EXERCISE DIRECTIONS » All entries are to be repeated exactly as shown below.

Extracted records
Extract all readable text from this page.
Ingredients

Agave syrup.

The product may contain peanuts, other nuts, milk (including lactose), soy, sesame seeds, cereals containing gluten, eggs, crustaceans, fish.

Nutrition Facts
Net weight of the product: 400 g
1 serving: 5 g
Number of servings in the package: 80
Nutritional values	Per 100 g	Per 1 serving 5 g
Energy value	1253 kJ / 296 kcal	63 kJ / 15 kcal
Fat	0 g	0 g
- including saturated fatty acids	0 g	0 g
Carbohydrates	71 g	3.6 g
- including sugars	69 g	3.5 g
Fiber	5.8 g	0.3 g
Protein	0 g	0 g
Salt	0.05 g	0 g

TASK RESULT »
Extract all readable text from this page.
Ingredients

Agave syrup.

The product may contain peanuts, other nuts, milk (including lactose), soy, sesame seeds, cereals containing gluten, eggs, crustaceans, fish.

Nutrition Facts
Net weight of the product: 400 g
1 serving: 5 g
Number of servings in the package: 80
Nutritional values	Per 100 g	Per 1 serving 5 g
Energy value	1253 kJ / 296 kcal	63 kJ / 15 kcal
Fat	0 g	0 g
- including saturated fatty acids	0 g	0 g
Carbohydrates	71 g	3.6 g
- including sugars	69 g	3.5 g
Fiber	5.8 g	0.3 g
Protein	0 g	0 g
Salt	0.05 g	0 g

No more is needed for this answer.